Brief: How many of the lines contain the string "this"? Give the number, with no other words.

Provided data:
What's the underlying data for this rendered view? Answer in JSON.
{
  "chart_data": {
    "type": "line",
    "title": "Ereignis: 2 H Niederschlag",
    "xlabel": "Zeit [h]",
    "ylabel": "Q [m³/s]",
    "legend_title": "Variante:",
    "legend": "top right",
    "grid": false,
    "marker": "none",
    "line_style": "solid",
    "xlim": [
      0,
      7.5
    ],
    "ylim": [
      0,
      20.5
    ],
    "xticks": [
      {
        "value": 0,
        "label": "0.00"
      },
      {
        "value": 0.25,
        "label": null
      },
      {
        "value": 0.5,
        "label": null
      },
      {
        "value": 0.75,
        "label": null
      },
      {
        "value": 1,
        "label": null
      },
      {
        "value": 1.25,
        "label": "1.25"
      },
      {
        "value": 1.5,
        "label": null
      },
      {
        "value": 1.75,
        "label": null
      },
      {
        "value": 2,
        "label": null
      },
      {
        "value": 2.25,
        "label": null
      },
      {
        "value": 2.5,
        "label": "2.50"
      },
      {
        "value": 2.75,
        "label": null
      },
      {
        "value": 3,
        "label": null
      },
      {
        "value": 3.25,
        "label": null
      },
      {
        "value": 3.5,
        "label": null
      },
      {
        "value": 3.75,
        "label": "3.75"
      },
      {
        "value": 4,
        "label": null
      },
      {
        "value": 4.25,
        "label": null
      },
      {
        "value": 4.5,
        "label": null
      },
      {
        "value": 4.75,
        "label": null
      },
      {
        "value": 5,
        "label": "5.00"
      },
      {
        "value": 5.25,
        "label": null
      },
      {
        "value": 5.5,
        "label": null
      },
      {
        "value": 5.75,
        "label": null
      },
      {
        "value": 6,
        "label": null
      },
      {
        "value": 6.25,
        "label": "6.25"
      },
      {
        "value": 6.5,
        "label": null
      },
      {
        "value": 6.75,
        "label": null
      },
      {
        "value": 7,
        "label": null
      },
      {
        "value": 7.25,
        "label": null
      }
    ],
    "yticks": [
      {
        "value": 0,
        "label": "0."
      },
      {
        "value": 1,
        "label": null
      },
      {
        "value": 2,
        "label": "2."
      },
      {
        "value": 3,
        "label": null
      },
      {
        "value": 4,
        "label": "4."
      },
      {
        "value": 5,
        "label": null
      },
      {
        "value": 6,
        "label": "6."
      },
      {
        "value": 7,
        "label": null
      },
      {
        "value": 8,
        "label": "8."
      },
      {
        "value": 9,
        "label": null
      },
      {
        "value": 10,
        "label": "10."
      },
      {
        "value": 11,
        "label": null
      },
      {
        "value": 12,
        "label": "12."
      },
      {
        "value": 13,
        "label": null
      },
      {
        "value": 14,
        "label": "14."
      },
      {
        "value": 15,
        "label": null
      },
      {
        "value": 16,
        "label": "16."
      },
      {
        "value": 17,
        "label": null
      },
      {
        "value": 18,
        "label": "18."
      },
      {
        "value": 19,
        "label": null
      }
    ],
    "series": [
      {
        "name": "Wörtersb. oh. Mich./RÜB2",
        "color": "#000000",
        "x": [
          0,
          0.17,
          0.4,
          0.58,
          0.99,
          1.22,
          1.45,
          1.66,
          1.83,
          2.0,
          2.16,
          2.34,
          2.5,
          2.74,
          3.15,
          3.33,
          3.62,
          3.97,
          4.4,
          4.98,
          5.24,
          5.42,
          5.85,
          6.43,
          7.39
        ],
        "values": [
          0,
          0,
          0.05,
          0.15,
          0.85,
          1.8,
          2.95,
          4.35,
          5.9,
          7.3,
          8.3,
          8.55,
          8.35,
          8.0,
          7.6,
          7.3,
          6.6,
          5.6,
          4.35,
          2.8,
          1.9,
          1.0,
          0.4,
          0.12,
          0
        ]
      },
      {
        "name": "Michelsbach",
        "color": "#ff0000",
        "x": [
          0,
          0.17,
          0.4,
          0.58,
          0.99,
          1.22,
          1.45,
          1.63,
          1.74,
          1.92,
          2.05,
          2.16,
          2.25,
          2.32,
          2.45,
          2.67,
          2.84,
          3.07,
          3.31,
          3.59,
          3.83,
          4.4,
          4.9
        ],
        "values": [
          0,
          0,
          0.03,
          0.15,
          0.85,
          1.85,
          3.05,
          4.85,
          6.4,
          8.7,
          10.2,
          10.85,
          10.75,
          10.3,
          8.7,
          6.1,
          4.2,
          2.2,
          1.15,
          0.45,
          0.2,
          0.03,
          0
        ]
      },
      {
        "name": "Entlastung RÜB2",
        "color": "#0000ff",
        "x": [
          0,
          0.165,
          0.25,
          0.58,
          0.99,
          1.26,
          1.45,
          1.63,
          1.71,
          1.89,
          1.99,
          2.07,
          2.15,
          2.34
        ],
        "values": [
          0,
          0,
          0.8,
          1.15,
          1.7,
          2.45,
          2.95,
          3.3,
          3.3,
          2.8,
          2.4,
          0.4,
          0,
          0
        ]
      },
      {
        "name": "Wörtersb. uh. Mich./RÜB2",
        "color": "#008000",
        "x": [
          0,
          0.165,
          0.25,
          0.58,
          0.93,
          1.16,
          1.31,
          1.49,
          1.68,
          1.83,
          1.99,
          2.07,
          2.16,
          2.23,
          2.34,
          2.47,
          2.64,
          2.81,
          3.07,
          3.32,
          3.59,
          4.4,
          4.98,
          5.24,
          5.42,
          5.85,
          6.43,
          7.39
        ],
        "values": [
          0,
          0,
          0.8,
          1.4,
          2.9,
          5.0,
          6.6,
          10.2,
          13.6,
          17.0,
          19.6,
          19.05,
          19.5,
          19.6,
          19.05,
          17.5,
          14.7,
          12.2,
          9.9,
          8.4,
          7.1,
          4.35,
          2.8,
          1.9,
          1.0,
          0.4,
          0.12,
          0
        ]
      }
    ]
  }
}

* * *

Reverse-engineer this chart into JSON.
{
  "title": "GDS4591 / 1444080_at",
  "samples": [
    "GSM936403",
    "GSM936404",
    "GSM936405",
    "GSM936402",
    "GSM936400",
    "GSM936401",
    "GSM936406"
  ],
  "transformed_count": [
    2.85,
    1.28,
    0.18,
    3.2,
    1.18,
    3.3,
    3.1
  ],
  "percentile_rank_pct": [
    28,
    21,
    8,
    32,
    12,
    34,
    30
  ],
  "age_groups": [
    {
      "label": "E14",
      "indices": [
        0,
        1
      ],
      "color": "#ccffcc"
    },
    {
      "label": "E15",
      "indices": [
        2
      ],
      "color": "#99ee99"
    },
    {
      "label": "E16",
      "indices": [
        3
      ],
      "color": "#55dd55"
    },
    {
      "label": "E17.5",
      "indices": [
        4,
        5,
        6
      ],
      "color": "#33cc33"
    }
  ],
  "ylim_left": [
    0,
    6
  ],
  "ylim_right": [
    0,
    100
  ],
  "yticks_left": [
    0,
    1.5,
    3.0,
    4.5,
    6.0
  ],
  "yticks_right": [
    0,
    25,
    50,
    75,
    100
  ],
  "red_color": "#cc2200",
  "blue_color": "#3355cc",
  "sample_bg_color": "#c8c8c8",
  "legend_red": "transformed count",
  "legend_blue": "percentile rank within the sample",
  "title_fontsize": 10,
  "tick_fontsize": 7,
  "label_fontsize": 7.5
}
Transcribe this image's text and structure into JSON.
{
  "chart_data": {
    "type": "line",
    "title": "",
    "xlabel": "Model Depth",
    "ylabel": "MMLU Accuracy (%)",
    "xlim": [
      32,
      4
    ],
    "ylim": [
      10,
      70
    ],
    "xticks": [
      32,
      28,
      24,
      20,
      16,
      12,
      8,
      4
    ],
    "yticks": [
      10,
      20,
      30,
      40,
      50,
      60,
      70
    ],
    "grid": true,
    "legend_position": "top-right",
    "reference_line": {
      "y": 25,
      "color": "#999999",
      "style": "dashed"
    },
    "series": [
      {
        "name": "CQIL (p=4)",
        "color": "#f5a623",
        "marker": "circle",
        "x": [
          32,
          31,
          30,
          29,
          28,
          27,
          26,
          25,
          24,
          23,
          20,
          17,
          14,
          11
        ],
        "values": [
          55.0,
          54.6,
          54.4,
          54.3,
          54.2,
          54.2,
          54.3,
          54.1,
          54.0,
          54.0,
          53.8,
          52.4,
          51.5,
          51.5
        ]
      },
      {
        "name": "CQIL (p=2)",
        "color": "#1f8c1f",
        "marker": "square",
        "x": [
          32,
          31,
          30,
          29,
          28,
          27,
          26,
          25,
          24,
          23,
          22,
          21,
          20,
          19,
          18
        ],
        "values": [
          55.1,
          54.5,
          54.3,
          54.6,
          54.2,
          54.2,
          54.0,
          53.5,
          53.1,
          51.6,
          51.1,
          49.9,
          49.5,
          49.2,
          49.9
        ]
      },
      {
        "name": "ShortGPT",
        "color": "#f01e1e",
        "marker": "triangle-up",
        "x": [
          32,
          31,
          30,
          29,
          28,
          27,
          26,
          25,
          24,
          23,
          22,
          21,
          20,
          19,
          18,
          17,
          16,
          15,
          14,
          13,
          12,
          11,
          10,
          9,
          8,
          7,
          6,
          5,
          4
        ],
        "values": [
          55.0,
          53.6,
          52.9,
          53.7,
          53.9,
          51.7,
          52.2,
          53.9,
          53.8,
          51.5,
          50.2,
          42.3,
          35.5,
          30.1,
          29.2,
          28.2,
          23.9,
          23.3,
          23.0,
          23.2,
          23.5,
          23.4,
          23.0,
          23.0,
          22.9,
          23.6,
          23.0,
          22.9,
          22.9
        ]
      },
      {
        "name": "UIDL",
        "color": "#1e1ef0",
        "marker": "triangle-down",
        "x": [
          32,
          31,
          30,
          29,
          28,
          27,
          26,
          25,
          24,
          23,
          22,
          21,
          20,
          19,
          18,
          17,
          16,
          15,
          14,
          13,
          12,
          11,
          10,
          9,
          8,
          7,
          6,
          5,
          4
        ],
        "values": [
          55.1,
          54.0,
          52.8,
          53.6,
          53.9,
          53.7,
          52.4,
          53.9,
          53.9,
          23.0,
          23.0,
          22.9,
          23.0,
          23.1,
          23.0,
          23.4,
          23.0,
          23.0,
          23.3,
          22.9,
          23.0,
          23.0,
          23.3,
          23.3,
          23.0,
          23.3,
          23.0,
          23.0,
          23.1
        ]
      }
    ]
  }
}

--

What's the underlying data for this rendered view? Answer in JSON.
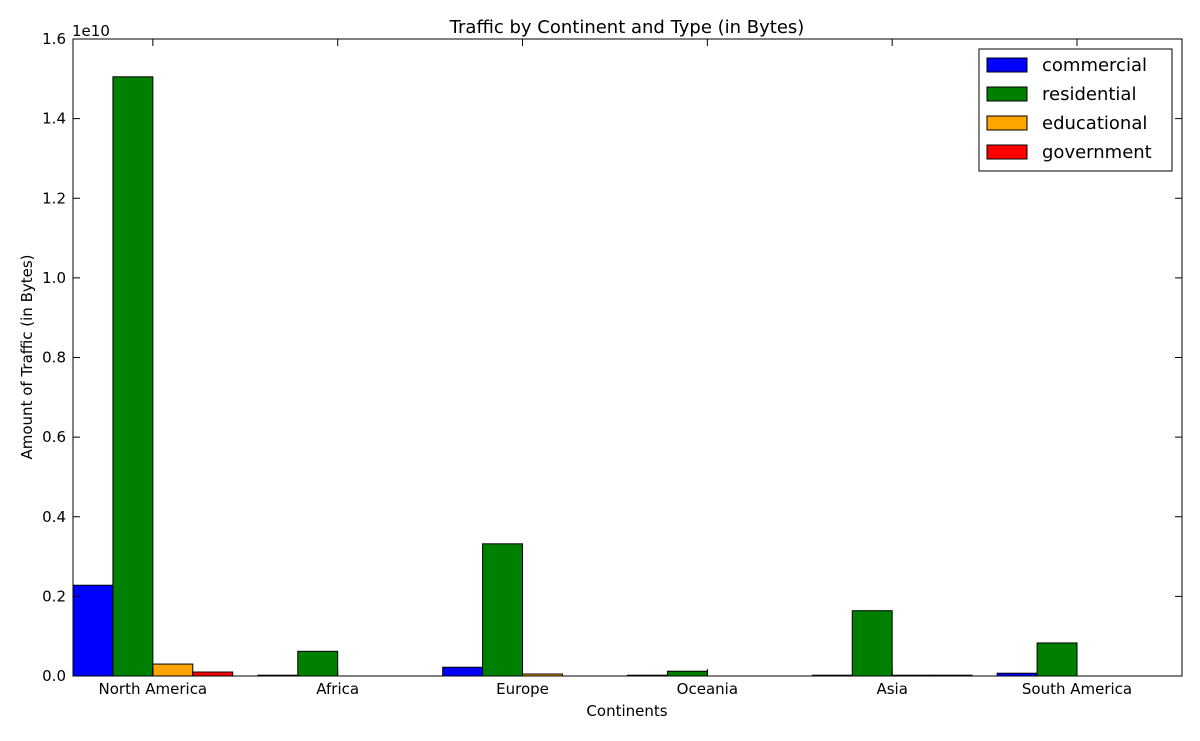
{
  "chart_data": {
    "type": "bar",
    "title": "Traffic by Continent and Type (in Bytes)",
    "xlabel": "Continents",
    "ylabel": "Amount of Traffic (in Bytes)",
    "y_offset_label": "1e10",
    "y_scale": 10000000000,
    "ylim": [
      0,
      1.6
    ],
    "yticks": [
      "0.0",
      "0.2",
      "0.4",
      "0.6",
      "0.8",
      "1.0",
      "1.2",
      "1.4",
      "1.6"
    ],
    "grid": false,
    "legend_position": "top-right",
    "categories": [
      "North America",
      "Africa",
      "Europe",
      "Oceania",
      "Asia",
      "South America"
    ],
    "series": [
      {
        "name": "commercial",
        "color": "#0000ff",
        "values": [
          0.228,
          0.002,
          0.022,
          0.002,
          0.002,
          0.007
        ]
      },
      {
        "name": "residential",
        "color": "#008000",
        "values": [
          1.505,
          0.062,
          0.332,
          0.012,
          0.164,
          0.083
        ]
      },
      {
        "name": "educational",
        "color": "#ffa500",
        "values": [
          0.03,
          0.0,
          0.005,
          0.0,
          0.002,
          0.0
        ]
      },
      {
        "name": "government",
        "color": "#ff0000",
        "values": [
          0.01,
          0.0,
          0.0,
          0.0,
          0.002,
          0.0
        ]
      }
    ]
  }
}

The response: 4